STATED GOAL — Copy everything in the data below exactly except the pictures.

____ ENTRIES SHOWN

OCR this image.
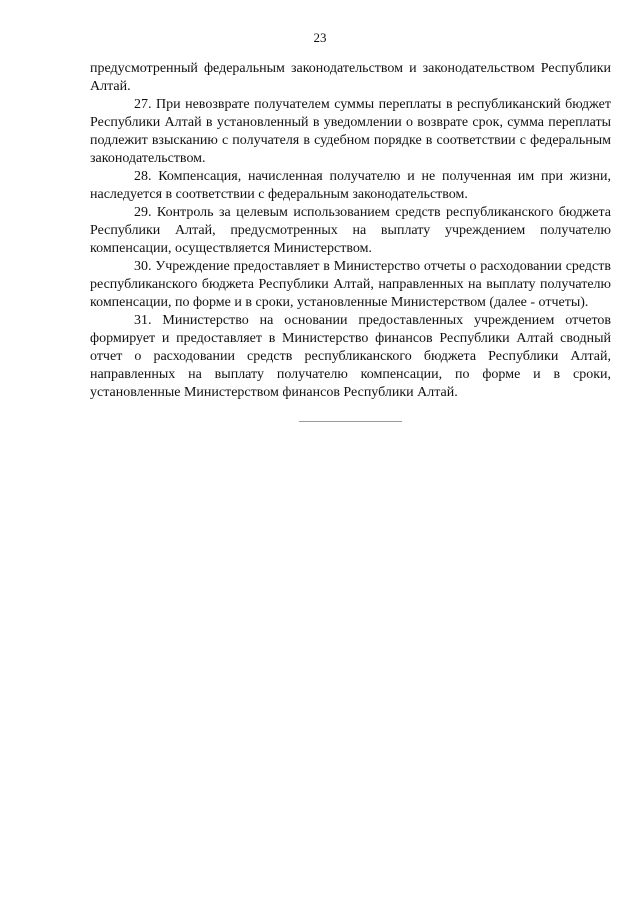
23

предусмотренный федеральным законодательством и законодательством Республики Алтай.

27. При невозврате получателем суммы переплаты в республиканский бюджет Республики Алтай в установленный в уведомлении о возврате срок, сумма переплаты подлежит взысканию с получателя в судебном порядке в соответствии с федеральным законодательством.

28. Компенсация, начисленная получателю и не полученная им при жизни, наследуется в соответствии с федеральным законодательством.

29. Контроль за целевым использованием средств республиканского бюджета Республики Алтай, предусмотренных на выплату учреждением получателю компенсации, осуществляется Министерством.

30. Учреждение предоставляет в Министерство отчеты о расходовании средств республиканского бюджета Республики Алтай, направленных на выплату получателю компенсации, по форме и в сроки, установленные Министерством (далее - отчеты).

31. Министерство на основании предоставленных учреждением отчетов формирует и предоставляет в Министерство финансов Республики Алтай сводный отчет о расходовании средств республиканского бюджета Республики Алтай, направленных на выплату получателю компенсации, по форме и в сроки, установленные Министерством финансов Республики Алтай.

________

RESULT FOR THIS EXERCISE —
OCR this image.
23

предусмотренный федеральным законодательством и законодательством Республики Алтай.

27. При невозврате получателем суммы переплаты в республиканский бюджет Республики Алтай в установленный в уведомлении о возврате срок, сумма переплаты подлежит взысканию с получателя в судебном порядке в соответствии с федеральным законодательством.

28. Компенсация, начисленная получателю и не полученная им при жизни, наследуется в соответствии с федеральным законодательством.

29. Контроль за целевым использованием средств республиканского бюджета Республики Алтай, предусмотренных на выплату учреждением получателю компенсации, осуществляется Министерством.

30. Учреждение предоставляет в Министерство отчеты о расходовании средств республиканского бюджета Республики Алтай, направленных на выплату получателю компенсации, по форме и в сроки, установленные Министерством (далее - отчеты).

31. Министерство на основании предоставленных учреждением отчетов формирует и предоставляет в Министерство финансов Республики Алтай сводный отчет о расходовании средств республиканского бюджета Республики Алтай, направленных на выплату получателю компенсации, по форме и в сроки, установленные Министерством финансов Республики Алтай.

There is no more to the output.